Work to complete: Answer with a single number: the count of lines that include the string "Ferrous".

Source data
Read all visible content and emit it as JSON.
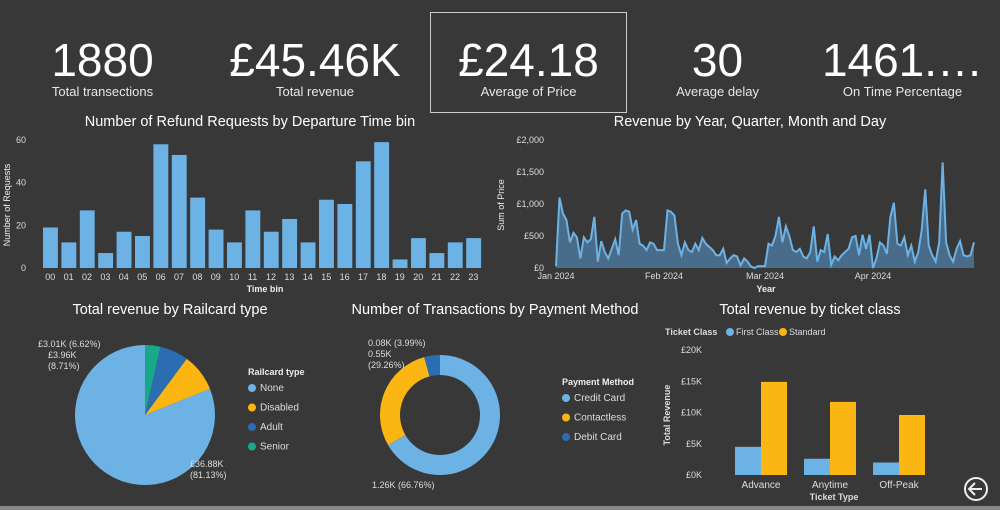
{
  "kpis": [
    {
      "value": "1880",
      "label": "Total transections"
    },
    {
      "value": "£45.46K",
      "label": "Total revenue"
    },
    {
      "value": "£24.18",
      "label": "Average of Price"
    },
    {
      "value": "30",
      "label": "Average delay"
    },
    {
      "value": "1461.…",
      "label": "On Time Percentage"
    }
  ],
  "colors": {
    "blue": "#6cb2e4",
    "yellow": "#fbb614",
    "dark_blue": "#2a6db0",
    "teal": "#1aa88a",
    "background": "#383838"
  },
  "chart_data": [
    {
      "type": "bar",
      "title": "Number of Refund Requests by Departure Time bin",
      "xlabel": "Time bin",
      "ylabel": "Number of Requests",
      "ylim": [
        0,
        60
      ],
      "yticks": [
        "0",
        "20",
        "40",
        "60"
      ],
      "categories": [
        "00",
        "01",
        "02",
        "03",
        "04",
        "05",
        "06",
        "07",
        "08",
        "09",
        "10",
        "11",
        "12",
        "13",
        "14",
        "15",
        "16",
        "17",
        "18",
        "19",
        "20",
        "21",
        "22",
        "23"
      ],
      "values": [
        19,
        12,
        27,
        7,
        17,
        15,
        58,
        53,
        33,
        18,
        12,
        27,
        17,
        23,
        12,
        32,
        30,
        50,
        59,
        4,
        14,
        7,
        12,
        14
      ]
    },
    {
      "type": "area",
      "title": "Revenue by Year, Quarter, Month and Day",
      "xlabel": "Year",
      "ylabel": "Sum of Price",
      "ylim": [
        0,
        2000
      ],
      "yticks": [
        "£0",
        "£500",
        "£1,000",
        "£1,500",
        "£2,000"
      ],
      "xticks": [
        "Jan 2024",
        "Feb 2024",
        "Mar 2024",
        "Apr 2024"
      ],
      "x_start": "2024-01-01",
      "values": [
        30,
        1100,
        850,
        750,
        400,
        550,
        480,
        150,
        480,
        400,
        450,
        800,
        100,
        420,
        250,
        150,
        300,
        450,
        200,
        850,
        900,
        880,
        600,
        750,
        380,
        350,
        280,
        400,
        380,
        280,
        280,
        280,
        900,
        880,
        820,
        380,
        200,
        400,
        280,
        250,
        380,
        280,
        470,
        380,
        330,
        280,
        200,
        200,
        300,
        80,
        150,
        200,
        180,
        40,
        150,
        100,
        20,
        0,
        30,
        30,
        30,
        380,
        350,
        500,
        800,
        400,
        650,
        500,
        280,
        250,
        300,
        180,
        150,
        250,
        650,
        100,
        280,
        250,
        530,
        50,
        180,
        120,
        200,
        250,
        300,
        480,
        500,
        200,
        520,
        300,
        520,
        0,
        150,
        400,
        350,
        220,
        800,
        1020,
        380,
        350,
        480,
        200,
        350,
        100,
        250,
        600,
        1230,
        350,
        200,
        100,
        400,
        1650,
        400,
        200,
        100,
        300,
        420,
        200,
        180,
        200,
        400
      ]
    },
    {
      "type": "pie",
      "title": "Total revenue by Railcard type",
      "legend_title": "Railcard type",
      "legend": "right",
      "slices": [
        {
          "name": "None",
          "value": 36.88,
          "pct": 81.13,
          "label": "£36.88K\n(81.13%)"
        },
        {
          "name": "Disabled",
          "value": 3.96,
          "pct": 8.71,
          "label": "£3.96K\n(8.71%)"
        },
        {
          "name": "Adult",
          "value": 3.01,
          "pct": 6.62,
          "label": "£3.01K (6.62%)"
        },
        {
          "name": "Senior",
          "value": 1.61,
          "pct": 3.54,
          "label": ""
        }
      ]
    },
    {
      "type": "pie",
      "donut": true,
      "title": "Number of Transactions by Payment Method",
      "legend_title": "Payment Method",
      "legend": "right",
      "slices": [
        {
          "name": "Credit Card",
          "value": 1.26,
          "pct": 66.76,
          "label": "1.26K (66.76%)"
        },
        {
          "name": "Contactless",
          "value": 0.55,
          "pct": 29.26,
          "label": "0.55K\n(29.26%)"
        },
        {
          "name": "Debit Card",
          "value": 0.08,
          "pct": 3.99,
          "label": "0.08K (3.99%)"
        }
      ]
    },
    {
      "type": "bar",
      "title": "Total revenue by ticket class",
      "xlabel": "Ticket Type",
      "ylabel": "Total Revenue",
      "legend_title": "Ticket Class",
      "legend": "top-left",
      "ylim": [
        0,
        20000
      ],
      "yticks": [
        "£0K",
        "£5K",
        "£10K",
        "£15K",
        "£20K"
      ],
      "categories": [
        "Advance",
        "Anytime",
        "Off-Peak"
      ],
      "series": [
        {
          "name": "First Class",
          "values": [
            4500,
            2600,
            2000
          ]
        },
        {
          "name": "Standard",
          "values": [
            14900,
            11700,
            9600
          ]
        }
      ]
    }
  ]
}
==
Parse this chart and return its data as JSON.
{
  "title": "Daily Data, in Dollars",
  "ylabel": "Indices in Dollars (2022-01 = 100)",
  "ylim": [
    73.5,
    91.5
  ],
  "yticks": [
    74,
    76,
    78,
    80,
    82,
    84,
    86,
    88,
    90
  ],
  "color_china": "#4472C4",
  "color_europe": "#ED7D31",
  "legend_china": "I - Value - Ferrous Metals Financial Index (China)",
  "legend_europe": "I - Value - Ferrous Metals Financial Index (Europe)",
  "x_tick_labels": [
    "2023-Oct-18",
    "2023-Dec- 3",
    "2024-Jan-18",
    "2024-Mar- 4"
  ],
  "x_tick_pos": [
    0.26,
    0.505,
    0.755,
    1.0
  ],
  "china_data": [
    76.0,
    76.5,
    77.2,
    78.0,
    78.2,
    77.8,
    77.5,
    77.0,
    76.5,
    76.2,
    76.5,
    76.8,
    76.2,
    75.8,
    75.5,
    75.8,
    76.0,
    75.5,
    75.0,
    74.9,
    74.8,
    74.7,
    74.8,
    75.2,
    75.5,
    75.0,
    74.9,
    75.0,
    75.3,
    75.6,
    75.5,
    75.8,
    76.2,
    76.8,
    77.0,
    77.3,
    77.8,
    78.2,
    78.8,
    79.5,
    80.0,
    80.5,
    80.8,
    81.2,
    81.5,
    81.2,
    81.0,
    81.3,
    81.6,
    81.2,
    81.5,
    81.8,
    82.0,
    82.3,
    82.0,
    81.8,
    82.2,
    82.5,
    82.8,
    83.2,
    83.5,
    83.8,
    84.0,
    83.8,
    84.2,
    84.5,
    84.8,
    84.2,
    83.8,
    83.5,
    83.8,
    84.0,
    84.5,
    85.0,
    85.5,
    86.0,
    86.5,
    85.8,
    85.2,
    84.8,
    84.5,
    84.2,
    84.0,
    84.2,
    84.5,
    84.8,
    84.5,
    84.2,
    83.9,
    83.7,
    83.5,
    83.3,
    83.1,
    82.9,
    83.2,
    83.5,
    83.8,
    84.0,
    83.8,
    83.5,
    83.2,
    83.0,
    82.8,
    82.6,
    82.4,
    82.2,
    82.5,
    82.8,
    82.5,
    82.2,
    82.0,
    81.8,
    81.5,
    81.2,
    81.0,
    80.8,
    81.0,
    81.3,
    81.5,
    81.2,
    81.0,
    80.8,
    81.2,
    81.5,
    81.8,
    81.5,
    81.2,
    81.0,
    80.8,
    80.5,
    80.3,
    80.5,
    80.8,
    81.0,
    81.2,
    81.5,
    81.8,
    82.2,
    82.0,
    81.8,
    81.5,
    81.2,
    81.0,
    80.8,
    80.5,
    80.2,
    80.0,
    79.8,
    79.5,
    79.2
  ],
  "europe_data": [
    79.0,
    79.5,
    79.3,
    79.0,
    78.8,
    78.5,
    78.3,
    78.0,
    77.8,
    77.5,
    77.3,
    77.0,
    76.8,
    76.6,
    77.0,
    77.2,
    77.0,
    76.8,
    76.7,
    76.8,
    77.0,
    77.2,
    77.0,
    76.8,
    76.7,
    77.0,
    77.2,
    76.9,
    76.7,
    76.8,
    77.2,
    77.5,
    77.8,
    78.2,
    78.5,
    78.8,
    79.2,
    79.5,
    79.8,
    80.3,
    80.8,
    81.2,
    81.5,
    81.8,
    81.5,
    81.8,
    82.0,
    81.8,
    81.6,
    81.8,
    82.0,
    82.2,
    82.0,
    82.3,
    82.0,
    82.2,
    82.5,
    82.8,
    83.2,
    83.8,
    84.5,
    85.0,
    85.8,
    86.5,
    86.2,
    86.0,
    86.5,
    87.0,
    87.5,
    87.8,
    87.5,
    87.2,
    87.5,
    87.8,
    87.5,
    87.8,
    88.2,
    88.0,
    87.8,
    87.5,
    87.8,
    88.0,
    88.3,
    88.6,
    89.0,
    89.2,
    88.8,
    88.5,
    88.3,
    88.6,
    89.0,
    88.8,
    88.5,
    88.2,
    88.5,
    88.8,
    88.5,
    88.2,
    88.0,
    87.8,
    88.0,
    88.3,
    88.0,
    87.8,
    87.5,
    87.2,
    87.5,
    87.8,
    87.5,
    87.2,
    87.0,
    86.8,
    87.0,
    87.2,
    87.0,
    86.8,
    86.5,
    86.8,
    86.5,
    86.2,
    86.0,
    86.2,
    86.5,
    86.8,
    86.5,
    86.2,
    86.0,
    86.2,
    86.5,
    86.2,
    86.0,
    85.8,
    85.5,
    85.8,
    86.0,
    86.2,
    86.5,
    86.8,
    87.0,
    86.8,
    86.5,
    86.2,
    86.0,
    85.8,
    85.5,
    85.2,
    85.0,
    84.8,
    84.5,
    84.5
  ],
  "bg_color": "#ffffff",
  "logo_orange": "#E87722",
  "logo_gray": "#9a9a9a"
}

Output for this task: 2